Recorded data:

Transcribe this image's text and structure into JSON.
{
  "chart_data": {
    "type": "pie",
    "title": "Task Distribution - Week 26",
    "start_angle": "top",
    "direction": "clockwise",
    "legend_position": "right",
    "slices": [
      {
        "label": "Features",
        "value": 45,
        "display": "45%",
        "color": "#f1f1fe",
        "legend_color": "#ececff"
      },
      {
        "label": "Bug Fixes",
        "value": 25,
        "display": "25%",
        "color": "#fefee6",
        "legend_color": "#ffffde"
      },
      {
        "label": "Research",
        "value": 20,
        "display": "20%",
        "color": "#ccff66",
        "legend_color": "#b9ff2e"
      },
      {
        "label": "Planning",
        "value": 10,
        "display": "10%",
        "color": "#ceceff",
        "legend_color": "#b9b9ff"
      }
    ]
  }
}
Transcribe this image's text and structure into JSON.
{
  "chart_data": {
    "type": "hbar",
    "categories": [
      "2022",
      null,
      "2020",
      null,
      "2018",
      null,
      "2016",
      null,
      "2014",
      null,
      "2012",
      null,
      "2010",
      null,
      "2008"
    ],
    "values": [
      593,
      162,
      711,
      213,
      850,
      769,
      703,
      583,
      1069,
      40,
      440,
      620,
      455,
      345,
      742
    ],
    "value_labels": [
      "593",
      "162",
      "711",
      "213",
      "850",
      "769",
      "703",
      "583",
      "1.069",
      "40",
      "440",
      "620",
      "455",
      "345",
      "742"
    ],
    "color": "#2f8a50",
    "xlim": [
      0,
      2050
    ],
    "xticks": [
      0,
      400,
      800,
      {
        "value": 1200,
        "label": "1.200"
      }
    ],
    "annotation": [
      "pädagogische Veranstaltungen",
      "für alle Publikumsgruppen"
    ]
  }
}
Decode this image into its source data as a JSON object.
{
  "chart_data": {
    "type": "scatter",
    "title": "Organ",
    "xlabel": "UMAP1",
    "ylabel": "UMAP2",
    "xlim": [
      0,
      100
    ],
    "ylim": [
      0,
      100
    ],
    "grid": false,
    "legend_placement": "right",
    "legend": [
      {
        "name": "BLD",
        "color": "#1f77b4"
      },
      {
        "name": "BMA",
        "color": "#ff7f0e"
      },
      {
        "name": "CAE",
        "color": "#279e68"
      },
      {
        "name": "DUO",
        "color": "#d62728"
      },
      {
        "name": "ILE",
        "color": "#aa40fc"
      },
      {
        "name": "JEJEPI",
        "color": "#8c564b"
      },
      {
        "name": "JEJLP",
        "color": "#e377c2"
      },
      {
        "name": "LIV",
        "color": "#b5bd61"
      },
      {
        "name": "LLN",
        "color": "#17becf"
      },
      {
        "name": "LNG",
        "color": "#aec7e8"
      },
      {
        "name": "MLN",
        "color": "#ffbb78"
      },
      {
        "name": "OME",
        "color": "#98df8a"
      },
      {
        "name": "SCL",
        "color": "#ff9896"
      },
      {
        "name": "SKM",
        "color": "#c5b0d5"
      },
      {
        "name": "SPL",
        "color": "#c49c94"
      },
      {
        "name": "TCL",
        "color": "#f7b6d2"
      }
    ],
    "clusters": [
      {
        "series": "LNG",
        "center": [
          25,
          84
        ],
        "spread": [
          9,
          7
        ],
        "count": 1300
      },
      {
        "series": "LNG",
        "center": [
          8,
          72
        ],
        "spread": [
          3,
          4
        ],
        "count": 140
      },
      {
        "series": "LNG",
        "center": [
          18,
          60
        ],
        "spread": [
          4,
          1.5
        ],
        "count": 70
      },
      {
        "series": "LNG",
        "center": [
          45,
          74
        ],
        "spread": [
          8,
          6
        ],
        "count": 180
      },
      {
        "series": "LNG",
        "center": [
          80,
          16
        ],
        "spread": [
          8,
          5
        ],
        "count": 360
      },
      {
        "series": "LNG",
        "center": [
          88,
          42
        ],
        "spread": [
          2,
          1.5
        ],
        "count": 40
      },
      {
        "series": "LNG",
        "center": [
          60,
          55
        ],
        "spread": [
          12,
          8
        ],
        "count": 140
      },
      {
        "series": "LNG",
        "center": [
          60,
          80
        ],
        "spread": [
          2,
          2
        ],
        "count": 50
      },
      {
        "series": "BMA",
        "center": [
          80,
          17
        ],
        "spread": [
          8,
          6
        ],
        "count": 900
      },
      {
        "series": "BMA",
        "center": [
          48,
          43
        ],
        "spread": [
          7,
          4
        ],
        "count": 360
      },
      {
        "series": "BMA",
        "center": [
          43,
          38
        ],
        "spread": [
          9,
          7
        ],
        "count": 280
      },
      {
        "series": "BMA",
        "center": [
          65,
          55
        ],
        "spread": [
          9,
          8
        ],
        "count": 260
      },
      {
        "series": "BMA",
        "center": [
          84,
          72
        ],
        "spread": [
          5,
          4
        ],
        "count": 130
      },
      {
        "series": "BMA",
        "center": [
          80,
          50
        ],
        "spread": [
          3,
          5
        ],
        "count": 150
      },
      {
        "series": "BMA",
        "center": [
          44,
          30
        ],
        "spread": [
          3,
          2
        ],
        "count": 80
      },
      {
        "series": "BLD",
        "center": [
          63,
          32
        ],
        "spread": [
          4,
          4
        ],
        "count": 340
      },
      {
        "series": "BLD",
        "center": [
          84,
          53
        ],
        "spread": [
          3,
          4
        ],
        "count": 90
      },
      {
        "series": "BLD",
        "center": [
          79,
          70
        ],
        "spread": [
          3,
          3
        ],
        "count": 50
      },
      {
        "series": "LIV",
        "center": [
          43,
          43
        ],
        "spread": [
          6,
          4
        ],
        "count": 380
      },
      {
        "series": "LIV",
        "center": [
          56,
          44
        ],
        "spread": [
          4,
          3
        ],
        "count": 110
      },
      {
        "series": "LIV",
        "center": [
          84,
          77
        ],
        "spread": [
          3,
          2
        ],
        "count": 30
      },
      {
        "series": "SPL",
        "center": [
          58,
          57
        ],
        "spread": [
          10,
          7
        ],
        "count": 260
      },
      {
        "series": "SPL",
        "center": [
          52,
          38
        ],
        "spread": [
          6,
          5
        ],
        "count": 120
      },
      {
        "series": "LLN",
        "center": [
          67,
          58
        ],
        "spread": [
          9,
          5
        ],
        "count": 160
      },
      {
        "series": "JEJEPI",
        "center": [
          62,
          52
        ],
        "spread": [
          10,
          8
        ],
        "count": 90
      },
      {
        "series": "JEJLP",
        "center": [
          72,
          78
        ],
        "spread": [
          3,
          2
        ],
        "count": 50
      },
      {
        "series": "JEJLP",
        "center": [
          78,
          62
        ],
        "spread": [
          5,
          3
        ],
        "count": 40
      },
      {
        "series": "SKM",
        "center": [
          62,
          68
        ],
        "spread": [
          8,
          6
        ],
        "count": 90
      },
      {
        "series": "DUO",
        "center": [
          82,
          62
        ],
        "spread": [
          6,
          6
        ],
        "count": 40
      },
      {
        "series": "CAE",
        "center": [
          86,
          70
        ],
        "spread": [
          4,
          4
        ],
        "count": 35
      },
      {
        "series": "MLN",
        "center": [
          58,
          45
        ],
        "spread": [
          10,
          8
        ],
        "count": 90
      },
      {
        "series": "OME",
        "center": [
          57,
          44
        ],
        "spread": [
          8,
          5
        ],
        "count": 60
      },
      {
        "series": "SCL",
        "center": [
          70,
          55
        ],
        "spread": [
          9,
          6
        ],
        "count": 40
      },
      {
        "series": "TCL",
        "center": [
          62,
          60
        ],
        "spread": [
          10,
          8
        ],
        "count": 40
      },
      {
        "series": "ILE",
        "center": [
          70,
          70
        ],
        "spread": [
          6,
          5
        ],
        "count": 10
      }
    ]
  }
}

**DIRECTIONS FOR THIS TASK**
Give the entries once more, exactly as they appear.

**REPLY TO THE TASK**
Transcribe this image's text and structure into JSON.
{
  "chart_data": {
    "type": "pie",
    "title": "Task Distribution - Week 26",
    "start_angle": "top",
    "direction": "clockwise",
    "legend_position": "right",
    "slices": [
      {
        "label": "Features",
        "value": 45,
        "display": "45%",
        "color": "#f1f1fe",
        "legend_color": "#ececff"
      },
      {
        "label": "Bug Fixes",
        "value": 25,
        "display": "25%",
        "color": "#fefee6",
        "legend_color": "#ffffde"
      },
      {
        "label": "Research",
        "value": 20,
        "display": "20%",
        "color": "#ccff66",
        "legend_color": "#b9ff2e"
      },
      {
        "label": "Planning",
        "value": 10,
        "display": "10%",
        "color": "#ceceff",
        "legend_color": "#b9b9ff"
      }
    ]
  }
}
Transcribe this image's text and structure into JSON.
{
  "chart_data": {
    "type": "hbar",
    "categories": [
      "2022",
      null,
      "2020",
      null,
      "2018",
      null,
      "2016",
      null,
      "2014",
      null,
      "2012",
      null,
      "2010",
      null,
      "2008"
    ],
    "values": [
      593,
      162,
      711,
      213,
      850,
      769,
      703,
      583,
      1069,
      40,
      440,
      620,
      455,
      345,
      742
    ],
    "value_labels": [
      "593",
      "162",
      "711",
      "213",
      "850",
      "769",
      "703",
      "583",
      "1.069",
      "40",
      "440",
      "620",
      "455",
      "345",
      "742"
    ],
    "color": "#2f8a50",
    "xlim": [
      0,
      2050
    ],
    "xticks": [
      0,
      400,
      800,
      {
        "value": 1200,
        "label": "1.200"
      }
    ],
    "annotation": [
      "pädagogische Veranstaltungen",
      "für alle Publikumsgruppen"
    ]
  }
}
Decode this image into its source data as a JSON object.
{
  "chart_data": {
    "type": "scatter",
    "title": "Organ",
    "xlabel": "UMAP1",
    "ylabel": "UMAP2",
    "xlim": [
      0,
      100
    ],
    "ylim": [
      0,
      100
    ],
    "grid": false,
    "legend_placement": "right",
    "legend": [
      {
        "name": "BLD",
        "color": "#1f77b4"
      },
      {
        "name": "BMA",
        "color": "#ff7f0e"
      },
      {
        "name": "CAE",
        "color": "#279e68"
      },
      {
        "name": "DUO",
        "color": "#d62728"
      },
      {
        "name": "ILE",
        "color": "#aa40fc"
      },
      {
        "name": "JEJEPI",
        "color": "#8c564b"
      },
      {
        "name": "JEJLP",
        "color": "#e377c2"
      },
      {
        "name": "LIV",
        "color": "#b5bd61"
      },
      {
        "name": "LLN",
        "color": "#17becf"
      },
      {
        "name": "LNG",
        "color": "#aec7e8"
      },
      {
        "name": "MLN",
        "color": "#ffbb78"
      },
      {
        "name": "OME",
        "color": "#98df8a"
      },
      {
        "name": "SCL",
        "color": "#ff9896"
      },
      {
        "name": "SKM",
        "color": "#c5b0d5"
      },
      {
        "name": "SPL",
        "color": "#c49c94"
      },
      {
        "name": "TCL",
        "color": "#f7b6d2"
      }
    ],
    "clusters": [
      {
        "series": "LNG",
        "center": [
          25,
          84
        ],
        "spread": [
          9,
          7
        ],
        "count": 1300
      },
      {
        "series": "LNG",
        "center": [
          8,
          72
        ],
        "spread": [
          3,
          4
        ],
        "count": 140
      },
      {
        "series": "LNG",
        "center": [
          18,
          60
        ],
        "spread": [
          4,
          1.5
        ],
        "count": 70
      },
      {
        "series": "LNG",
        "center": [
          45,
          74
        ],
        "spread": [
          8,
          6
        ],
        "count": 180
      },
      {
        "series": "LNG",
        "center": [
          80,
          16
        ],
        "spread": [
          8,
          5
        ],
        "count": 360
      },
      {
        "series": "LNG",
        "center": [
          88,
          42
        ],
        "spread": [
          2,
          1.5
        ],
        "count": 40
      },
      {
        "series": "LNG",
        "center": [
          60,
          55
        ],
        "spread": [
          12,
          8
        ],
        "count": 140
      },
      {
        "series": "LNG",
        "center": [
          60,
          80
        ],
        "spread": [
          2,
          2
        ],
        "count": 50
      },
      {
        "series": "BMA",
        "center": [
          80,
          17
        ],
        "spread": [
          8,
          6
        ],
        "count": 900
      },
      {
        "series": "BMA",
        "center": [
          48,
          43
        ],
        "spread": [
          7,
          4
        ],
        "count": 360
      },
      {
        "series": "BMA",
        "center": [
          43,
          38
        ],
        "spread": [
          9,
          7
        ],
        "count": 280
      },
      {
        "series": "BMA",
        "center": [
          65,
          55
        ],
        "spread": [
          9,
          8
        ],
        "count": 260
      },
      {
        "series": "BMA",
        "center": [
          84,
          72
        ],
        "spread": [
          5,
          4
        ],
        "count": 130
      },
      {
        "series": "BMA",
        "center": [
          80,
          50
        ],
        "spread": [
          3,
          5
        ],
        "count": 150
      },
      {
        "series": "BMA",
        "center": [
          44,
          30
        ],
        "spread": [
          3,
          2
        ],
        "count": 80
      },
      {
        "series": "BLD",
        "center": [
          63,
          32
        ],
        "spread": [
          4,
          4
        ],
        "count": 340
      },
      {
        "series": "BLD",
        "center": [
          84,
          53
        ],
        "spread": [
          3,
          4
        ],
        "count": 90
      },
      {
        "series": "BLD",
        "center": [
          79,
          70
        ],
        "spread": [
          3,
          3
        ],
        "count": 50
      },
      {
        "series": "LIV",
        "center": [
          43,
          43
        ],
        "spread": [
          6,
          4
        ],
        "count": 380
      },
      {
        "series": "LIV",
        "center": [
          56,
          44
        ],
        "spread": [
          4,
          3
        ],
        "count": 110
      },
      {
        "series": "LIV",
        "center": [
          84,
          77
        ],
        "spread": [
          3,
          2
        ],
        "count": 30
      },
      {
        "series": "SPL",
        "center": [
          58,
          57
        ],
        "spread": [
          10,
          7
        ],
        "count": 260
      },
      {
        "series": "SPL",
        "center": [
          52,
          38
        ],
        "spread": [
          6,
          5
        ],
        "count": 120
      },
      {
        "series": "LLN",
        "center": [
          67,
          58
        ],
        "spread": [
          9,
          5
        ],
        "count": 160
      },
      {
        "series": "JEJEPI",
        "center": [
          62,
          52
        ],
        "spread": [
          10,
          8
        ],
        "count": 90
      },
      {
        "series": "JEJLP",
        "center": [
          72,
          78
        ],
        "spread": [
          3,
          2
        ],
        "count": 50
      },
      {
        "series": "JEJLP",
        "center": [
          78,
          62
        ],
        "spread": [
          5,
          3
        ],
        "count": 40
      },
      {
        "series": "SKM",
        "center": [
          62,
          68
        ],
        "spread": [
          8,
          6
        ],
        "count": 90
      },
      {
        "series": "DUO",
        "center": [
          82,
          62
        ],
        "spread": [
          6,
          6
        ],
        "count": 40
      },
      {
        "series": "CAE",
        "center": [
          86,
          70
        ],
        "spread": [
          4,
          4
        ],
        "count": 35
      },
      {
        "series": "MLN",
        "center": [
          58,
          45
        ],
        "spread": [
          10,
          8
        ],
        "count": 90
      },
      {
        "series": "OME",
        "center": [
          57,
          44
        ],
        "spread": [
          8,
          5
        ],
        "count": 60
      },
      {
        "series": "SCL",
        "center": [
          70,
          55
        ],
        "spread": [
          9,
          6
        ],
        "count": 40
      },
      {
        "series": "TCL",
        "center": [
          62,
          60
        ],
        "spread": [
          10,
          8
        ],
        "count": 40
      },
      {
        "series": "ILE",
        "center": [
          70,
          70
        ],
        "spread": [
          6,
          5
        ],
        "count": 10
      }
    ]
  }
}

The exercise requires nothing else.